┌──

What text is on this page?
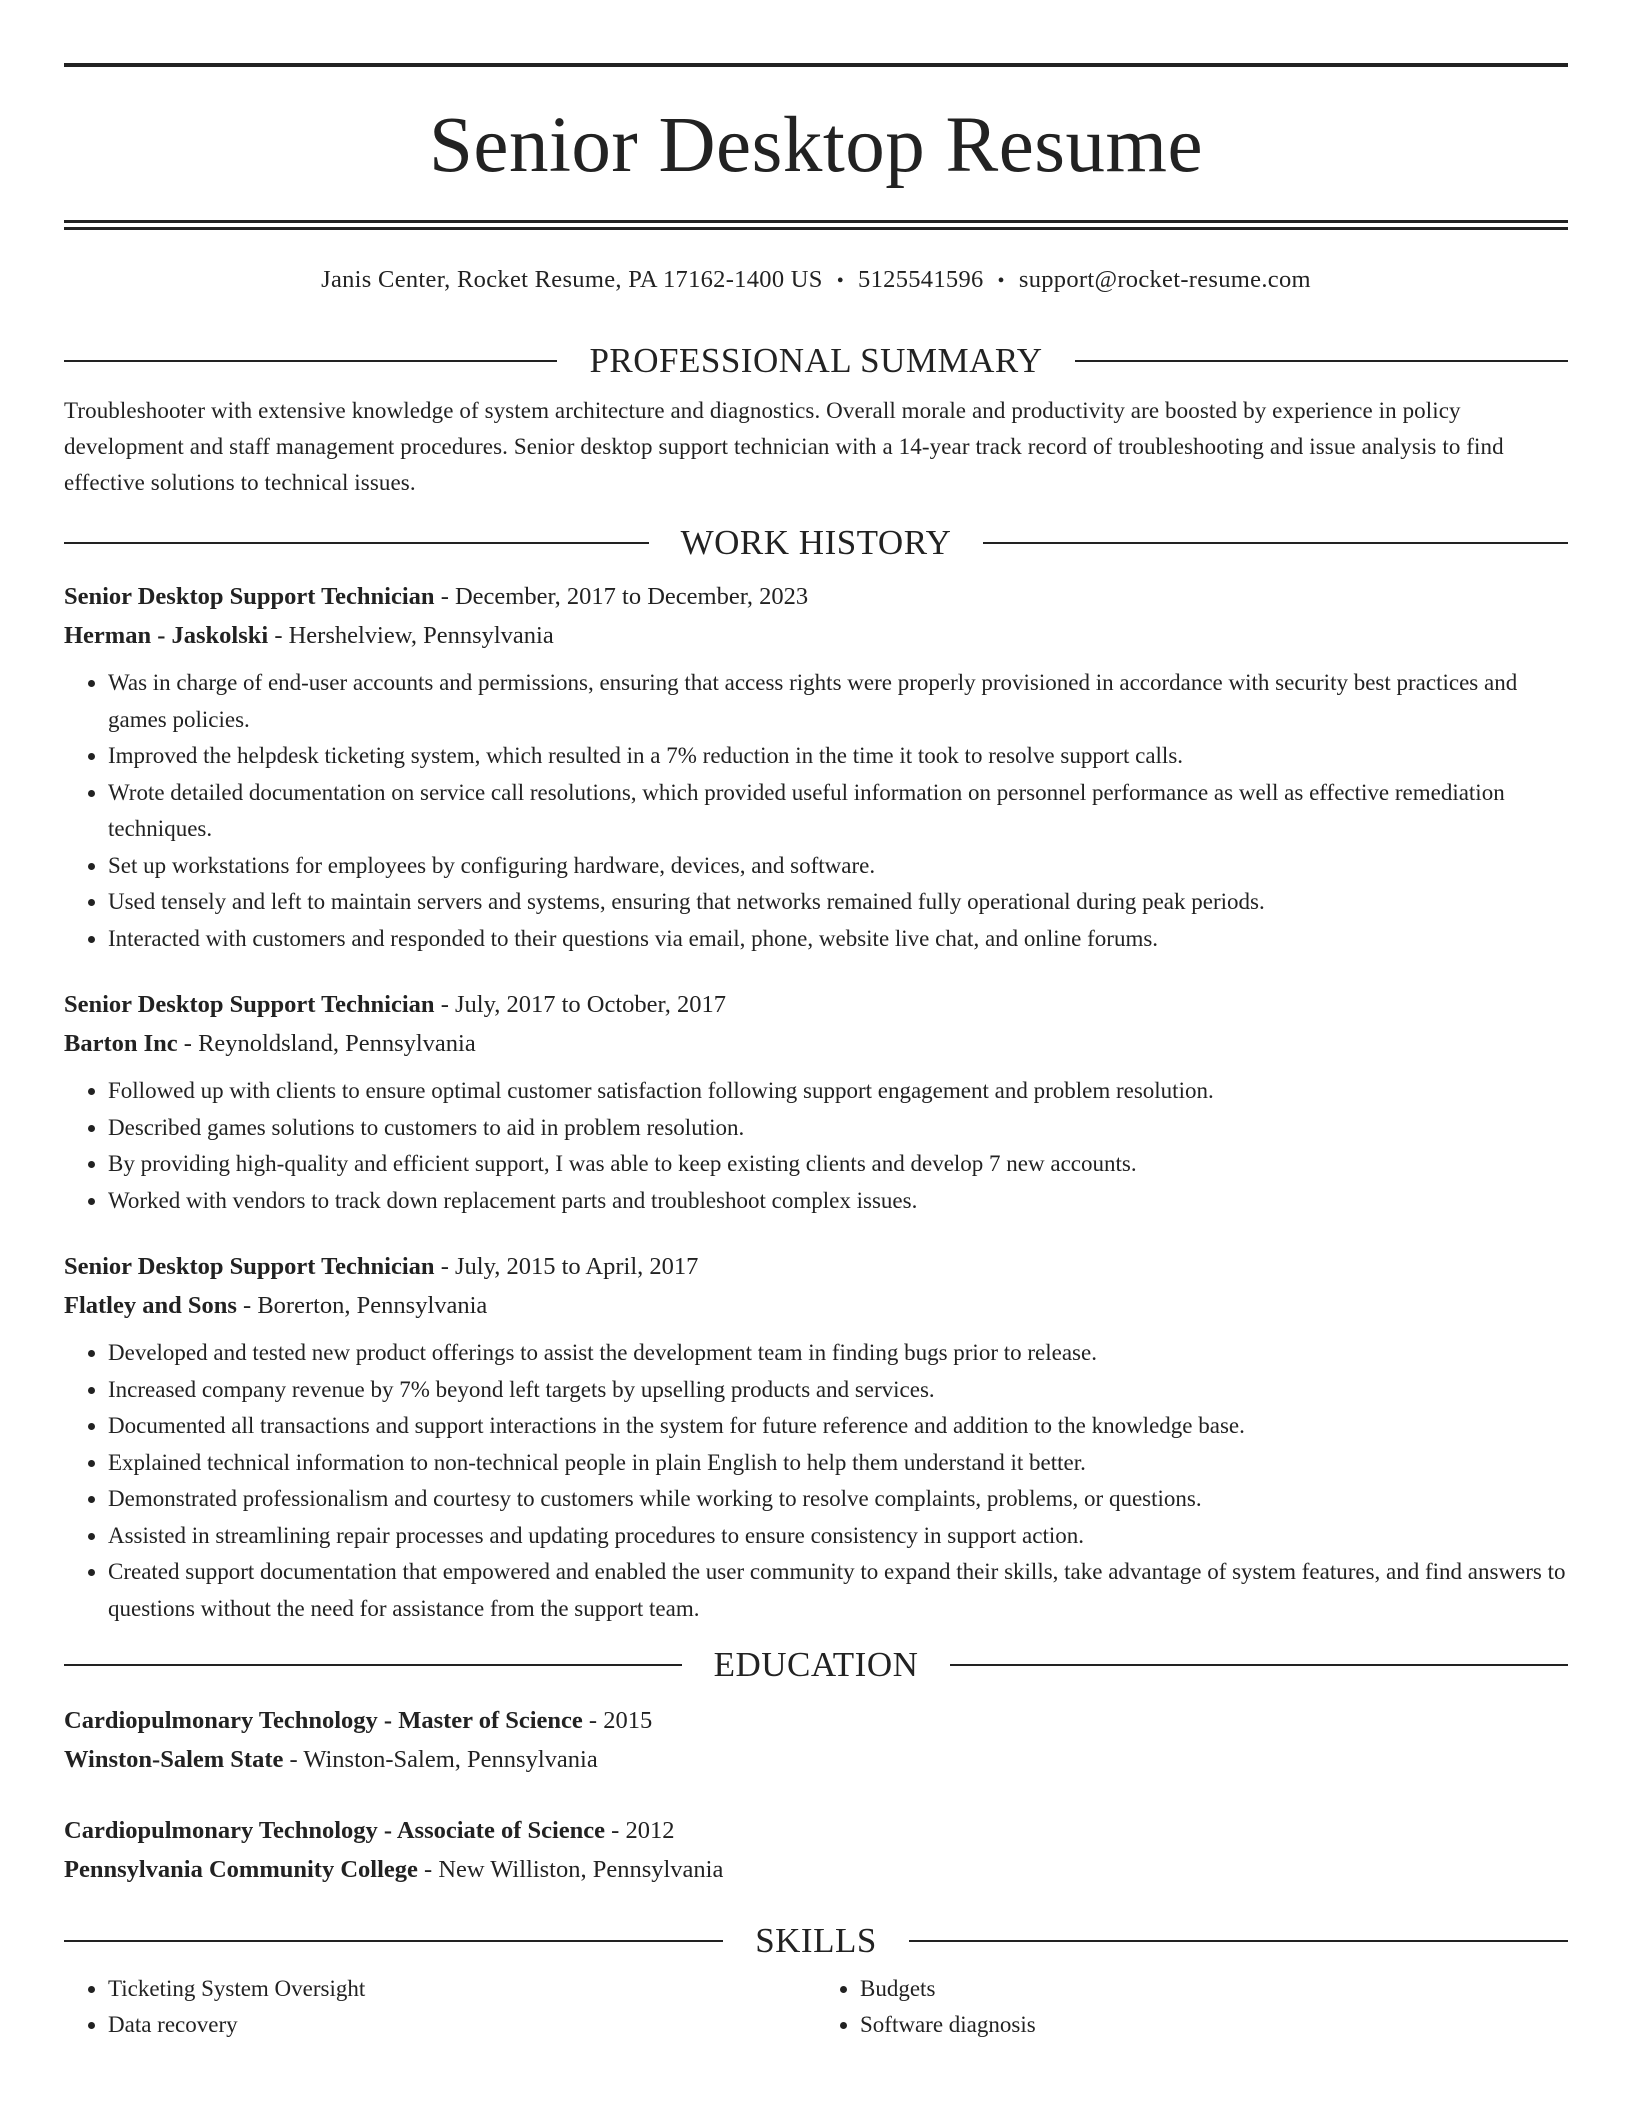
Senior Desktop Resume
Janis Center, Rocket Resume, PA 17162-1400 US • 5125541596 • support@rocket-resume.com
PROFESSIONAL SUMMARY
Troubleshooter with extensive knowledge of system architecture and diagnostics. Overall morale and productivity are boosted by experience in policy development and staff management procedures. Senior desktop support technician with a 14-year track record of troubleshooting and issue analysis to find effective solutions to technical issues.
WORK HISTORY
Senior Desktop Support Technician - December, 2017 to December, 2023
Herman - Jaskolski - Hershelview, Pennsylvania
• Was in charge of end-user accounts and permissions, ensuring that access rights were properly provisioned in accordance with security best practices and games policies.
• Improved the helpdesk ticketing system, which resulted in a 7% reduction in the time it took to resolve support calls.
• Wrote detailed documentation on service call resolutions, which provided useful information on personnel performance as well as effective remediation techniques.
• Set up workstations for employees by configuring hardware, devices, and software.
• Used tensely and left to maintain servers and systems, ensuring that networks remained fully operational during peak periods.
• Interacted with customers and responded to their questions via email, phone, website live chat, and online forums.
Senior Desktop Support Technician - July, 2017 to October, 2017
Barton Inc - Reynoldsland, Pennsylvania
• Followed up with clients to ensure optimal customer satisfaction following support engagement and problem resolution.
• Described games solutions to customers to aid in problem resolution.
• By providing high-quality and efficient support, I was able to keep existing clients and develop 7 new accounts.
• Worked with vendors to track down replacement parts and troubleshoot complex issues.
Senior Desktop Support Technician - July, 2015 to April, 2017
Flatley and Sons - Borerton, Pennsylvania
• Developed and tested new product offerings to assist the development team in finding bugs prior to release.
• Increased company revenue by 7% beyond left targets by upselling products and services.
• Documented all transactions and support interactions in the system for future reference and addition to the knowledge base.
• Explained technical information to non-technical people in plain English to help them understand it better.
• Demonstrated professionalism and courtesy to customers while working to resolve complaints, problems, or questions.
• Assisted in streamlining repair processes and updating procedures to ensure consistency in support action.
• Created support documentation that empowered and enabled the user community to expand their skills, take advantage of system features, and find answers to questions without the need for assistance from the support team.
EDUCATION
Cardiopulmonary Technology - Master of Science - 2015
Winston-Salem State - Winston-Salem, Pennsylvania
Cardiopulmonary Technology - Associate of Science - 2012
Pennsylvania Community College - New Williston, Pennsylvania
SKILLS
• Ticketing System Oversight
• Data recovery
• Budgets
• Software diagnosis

└──

> Task goal: Leaving all pictures aside, quote each record exactly.

> Solution for this problem:
What text is on this page?
Senior Desktop Resume
Janis Center, Rocket Resume, PA 17162-1400 US • 5125541596 • support@rocket-resume.com
PROFESSIONAL SUMMARY
Troubleshooter with extensive knowledge of system architecture and diagnostics. Overall morale and productivity are boosted by experience in policy development and staff management procedures. Senior desktop support technician with a 14-year track record of troubleshooting and issue analysis to find effective solutions to technical issues.
WORK HISTORY
Senior Desktop Support Technician - December, 2017 to December, 2023
Herman - Jaskolski - Hershelview, Pennsylvania
• Was in charge of end-user accounts and permissions, ensuring that access rights were properly provisioned in accordance with security best practices and games policies.
• Improved the helpdesk ticketing system, which resulted in a 7% reduction in the time it took to resolve support calls.
• Wrote detailed documentation on service call resolutions, which provided useful information on personnel performance as well as effective remediation techniques.
• Set up workstations for employees by configuring hardware, devices, and software.
• Used tensely and left to maintain servers and systems, ensuring that networks remained fully operational during peak periods.
• Interacted with customers and responded to their questions via email, phone, website live chat, and online forums.
Senior Desktop Support Technician - July, 2017 to October, 2017
Barton Inc - Reynoldsland, Pennsylvania
• Followed up with clients to ensure optimal customer satisfaction following support engagement and problem resolution.
• Described games solutions to customers to aid in problem resolution.
• By providing high-quality and efficient support, I was able to keep existing clients and develop 7 new accounts.
• Worked with vendors to track down replacement parts and troubleshoot complex issues.
Senior Desktop Support Technician - July, 2015 to April, 2017
Flatley and Sons - Borerton, Pennsylvania
• Developed and tested new product offerings to assist the development team in finding bugs prior to release.
• Increased company revenue by 7% beyond left targets by upselling products and services.
• Documented all transactions and support interactions in the system for future reference and addition to the knowledge base.
• Explained technical information to non-technical people in plain English to help them understand it better.
• Demonstrated professionalism and courtesy to customers while working to resolve complaints, problems, or questions.
• Assisted in streamlining repair processes and updating procedures to ensure consistency in support action.
• Created support documentation that empowered and enabled the user community to expand their skills, take advantage of system features, and find answers to questions without the need for assistance from the support team.
EDUCATION
Cardiopulmonary Technology - Master of Science - 2015
Winston-Salem State - Winston-Salem, Pennsylvania
Cardiopulmonary Technology - Associate of Science - 2012
Pennsylvania Community College - New Williston, Pennsylvania
SKILLS
• Ticketing System Oversight
• Data recovery
• Budgets
• Software diagnosis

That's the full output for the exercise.